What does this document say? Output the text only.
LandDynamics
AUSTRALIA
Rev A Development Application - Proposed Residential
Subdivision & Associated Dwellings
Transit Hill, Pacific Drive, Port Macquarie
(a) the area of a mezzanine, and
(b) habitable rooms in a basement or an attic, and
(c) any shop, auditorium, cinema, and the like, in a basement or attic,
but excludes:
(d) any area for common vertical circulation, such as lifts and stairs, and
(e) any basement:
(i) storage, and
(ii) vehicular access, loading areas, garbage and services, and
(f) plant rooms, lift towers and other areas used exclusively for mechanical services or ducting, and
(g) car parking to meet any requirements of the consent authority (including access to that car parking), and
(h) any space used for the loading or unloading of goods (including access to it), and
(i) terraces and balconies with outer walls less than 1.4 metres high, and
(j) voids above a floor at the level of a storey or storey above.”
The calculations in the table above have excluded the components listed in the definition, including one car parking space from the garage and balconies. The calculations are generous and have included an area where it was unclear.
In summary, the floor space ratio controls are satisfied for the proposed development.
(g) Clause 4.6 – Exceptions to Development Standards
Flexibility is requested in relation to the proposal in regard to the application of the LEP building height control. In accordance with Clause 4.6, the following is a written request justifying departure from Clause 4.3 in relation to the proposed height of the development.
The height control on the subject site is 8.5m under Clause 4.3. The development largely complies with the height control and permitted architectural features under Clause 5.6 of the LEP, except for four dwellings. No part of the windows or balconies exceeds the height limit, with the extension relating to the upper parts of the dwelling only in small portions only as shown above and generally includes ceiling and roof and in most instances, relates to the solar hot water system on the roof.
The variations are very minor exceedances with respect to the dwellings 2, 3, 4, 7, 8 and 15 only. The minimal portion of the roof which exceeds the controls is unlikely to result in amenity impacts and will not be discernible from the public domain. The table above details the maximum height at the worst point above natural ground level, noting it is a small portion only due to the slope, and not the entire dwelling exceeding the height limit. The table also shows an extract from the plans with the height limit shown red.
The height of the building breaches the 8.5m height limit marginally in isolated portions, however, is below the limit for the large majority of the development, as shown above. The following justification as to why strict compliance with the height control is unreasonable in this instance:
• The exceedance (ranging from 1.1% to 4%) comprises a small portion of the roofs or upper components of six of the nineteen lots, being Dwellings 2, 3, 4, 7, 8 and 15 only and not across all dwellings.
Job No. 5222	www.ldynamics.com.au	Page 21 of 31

==

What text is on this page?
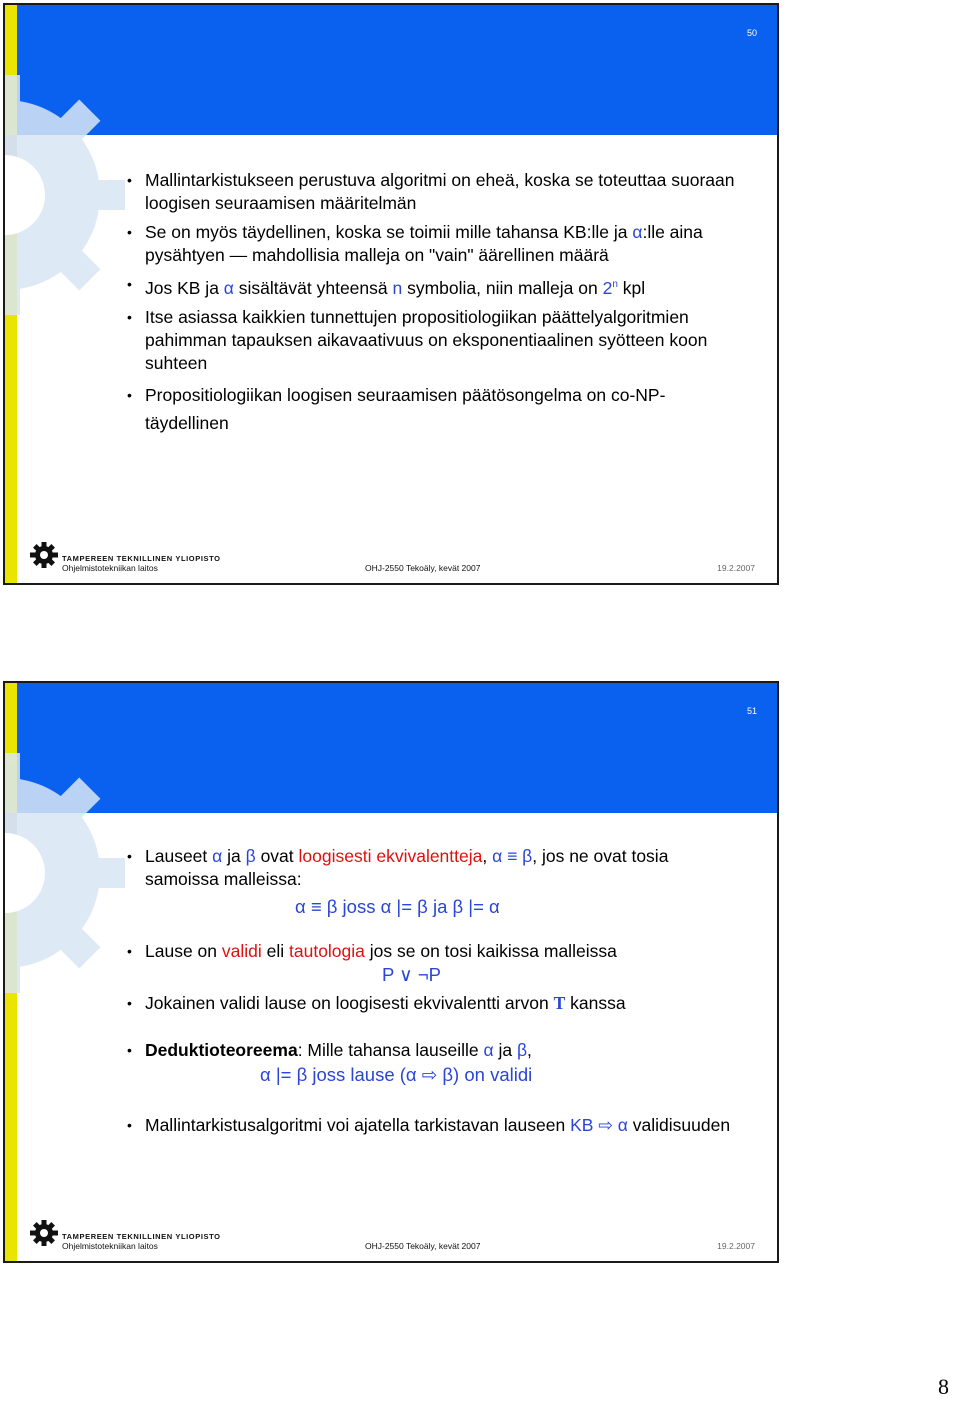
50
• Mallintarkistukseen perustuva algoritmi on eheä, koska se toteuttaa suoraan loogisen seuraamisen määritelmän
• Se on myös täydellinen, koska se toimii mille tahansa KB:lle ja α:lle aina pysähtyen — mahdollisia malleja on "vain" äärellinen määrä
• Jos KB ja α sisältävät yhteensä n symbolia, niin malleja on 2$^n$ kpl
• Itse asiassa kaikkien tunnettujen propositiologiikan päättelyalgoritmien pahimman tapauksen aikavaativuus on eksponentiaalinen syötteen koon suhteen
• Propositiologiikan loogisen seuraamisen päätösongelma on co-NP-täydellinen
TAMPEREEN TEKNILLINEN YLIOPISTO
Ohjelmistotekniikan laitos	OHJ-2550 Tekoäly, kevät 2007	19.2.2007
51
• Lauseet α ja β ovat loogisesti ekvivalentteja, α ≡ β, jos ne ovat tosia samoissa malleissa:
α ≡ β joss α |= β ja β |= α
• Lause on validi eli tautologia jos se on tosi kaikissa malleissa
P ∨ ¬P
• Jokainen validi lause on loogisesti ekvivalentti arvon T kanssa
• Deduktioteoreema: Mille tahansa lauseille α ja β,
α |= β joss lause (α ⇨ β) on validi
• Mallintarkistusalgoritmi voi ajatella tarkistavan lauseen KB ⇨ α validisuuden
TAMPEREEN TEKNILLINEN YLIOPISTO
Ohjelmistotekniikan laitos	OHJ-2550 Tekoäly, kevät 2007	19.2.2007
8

==

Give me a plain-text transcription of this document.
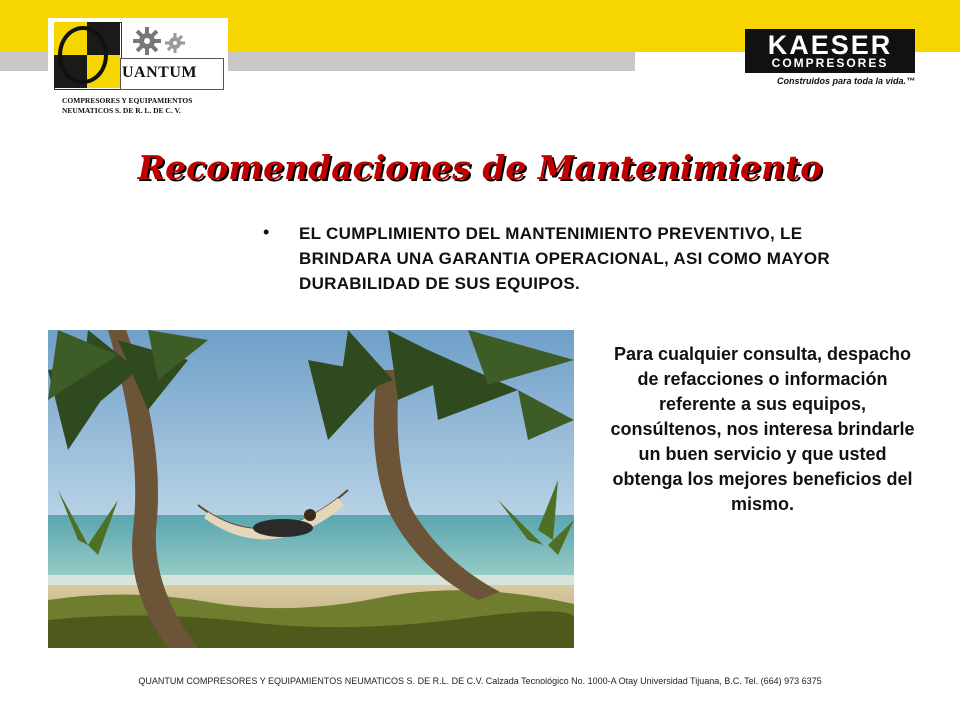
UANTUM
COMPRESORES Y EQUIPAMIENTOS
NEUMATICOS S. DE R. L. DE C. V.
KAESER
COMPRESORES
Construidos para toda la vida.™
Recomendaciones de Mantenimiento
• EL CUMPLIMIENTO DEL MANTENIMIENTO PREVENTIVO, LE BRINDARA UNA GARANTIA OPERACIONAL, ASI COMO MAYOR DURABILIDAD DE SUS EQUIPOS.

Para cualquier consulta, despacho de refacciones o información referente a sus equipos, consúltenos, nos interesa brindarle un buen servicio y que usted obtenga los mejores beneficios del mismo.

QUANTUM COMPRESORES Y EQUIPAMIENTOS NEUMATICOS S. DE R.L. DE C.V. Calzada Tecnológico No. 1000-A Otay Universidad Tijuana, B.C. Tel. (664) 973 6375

## Problem requirements
Say how many lines contain "COMPRESORES", and give nothing but that number.

## Exercise response
3